#### Task set
1. Print everything from "After watching so" down to "heeded his words." in the passage on Evelyn Waugh and Catholic Europe.
2. According to the passage on Evelyn Waugh and Catholic Europe, in which German cathedral was a statue of one of the Apostles beheaded?
3. Write the next part of the passage on Evelyn Waugh and Catholic Europe, picking up after its final sentence.
** start of Document passage **
Over the course of his life, English author and Catholic convert Evelyn Waugh insisted that the Catholic Faith is fundamental to the identity of Europe. A seasoned travel writer, war correspondent, and World War II veteran, Waugh had traveled across much of Europe and seen the damage done by various anti-Christian philosophies, ideologies, and movements. In 1939, on the eve of the Second World War, he wrote, “The history of Europe is the history of the Church; the two are inseparable.”

After watching so many millions of young men, … brutally slaughtered, the people of Europe began to lose faith.

A decade later, Waugh warned, “Europe is and must remain fundamentally Catholic, because Catholicism is the essence of its historic life.” He repeated this claim in 1950 (“To speak of Europe without its Catholic heart is to speak of a body without a soul.”) and in 1952 (“Catholicism is not an accretion to European culture; it is the foundation on which it stands.”). Would that Europe had heeded his words.

According to the Observatory on Intolerance and Discrimination Against Christians in Europe (OIDAC Europe), a statue of one of the Apostles was beheaded in Trier Cathedral in Germany. “The stolen head, roughly the size of a fist, was part of a centuries-old ensemble depicting apostles listening to Jesus, and is considered historically and artistically irreplaceable,” OIDAC Europe reported. Cathedral Provost Jörg Michael Peters lamented, “It’s not just material damage — it’s the loss of a unique, historically significant piece.”

Europe’s history is inextricably intertwined with Christianity, specifically Catholicism. Yet that Catholic identity has been shed over the past century and the continent is now unrecognizable. Hate crimes and hostility against Christians have surged across Europe, and it seems hardly a week goes by without news of some jihadist driving his car through a crowded Christmas market, stabbing priests and sacristans in the streets, or attacking chaplains at a military barracks. Catholic churches are set on fire and Catholic statues and imagery are vandalized and desecrated.
** end of Document passage **
** start of Dataset excerpt **
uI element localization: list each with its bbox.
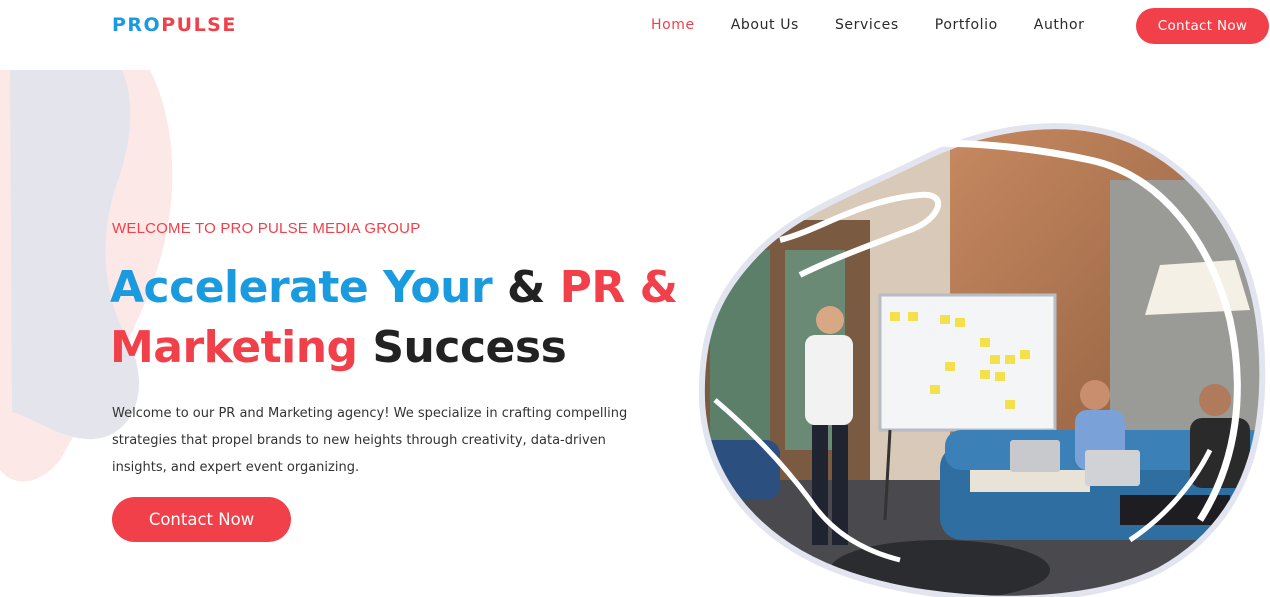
** end of Dataset excerpt **
#### Results for the exercise
1.
After watching so many millions of young men, … brutally slaughtered, the people of Europe began to lose faith.

A decade later, Waugh warned, “Europe is and must remain fundamentally Catholic, because Catholicism is the essence of its historic life.” He repeated this claim in 1950 (“To speak of Europe without its Catholic heart is to speak of a body without a soul.”) and in 1952 (“Catholicism is not an accretion to European culture; it is the foundation on which it stands.”). Would that Europe had heeded his words.

2. Trier Cathedral

3.
All across Europe, Catholicism is waning: Ireland, Germany, and even Poland, once a stronghold for Catholicism on the continent, have all seen declining numbers of Catholics and rising anti-Catholic hostility.

By the end of the fourth century, the Catholic Church was the unifying force across Europe, and would remain so for centuries. As the Roman Empire collapsed, it was the Church which stabilized the continent, converting the Germanic tribes that toppled Rome and providing Europe with a cohesive moral code under which to live. Throughout the Middle Ages, the Church distanced herself from the influence of secular rulers and, along with the development of scholasticism, became distinguished as an arbiter of justice and a font of wisdom.

It was during the 16th and 17th centuries that Europe began to revolt against its Catholic heritage and identity, first with the Protestant revolution and then with the explicitly anti-Christian French Revolution. The First World War was the death knell for Europe. After watching so many millions of young men, bright and talented, practically an entire generation across the whole continent, brutally slaughtered in one of the most needless conflicts in history, the people of Europe began to lose faith. Maintaining one’s Catholicism or converting, as Waugh did, became a reactionary measure.

But the shedding of Europe’s Catholic identity was not a matter of tossing off weighty shackles and it brought no freedom. Rather, it was more akin to dropping one’s shield at a time when protection is needed. Now, the continent is practically overrun with third-world pagans, Muslims, and Hindus of all stripes. Christianity, in the few places where it is left, is under assault.

It is not too late for Europe to heed the warnings of Waugh. Europe must return to the Catholic Faith, abandon its postliberal progressivism, and once again embrace its Catholic identity. Without any such measures, the entire continent will fall to barbarians, just as Rome did, but it will not have the Catholic identity necessary to survive; it will simply be lost.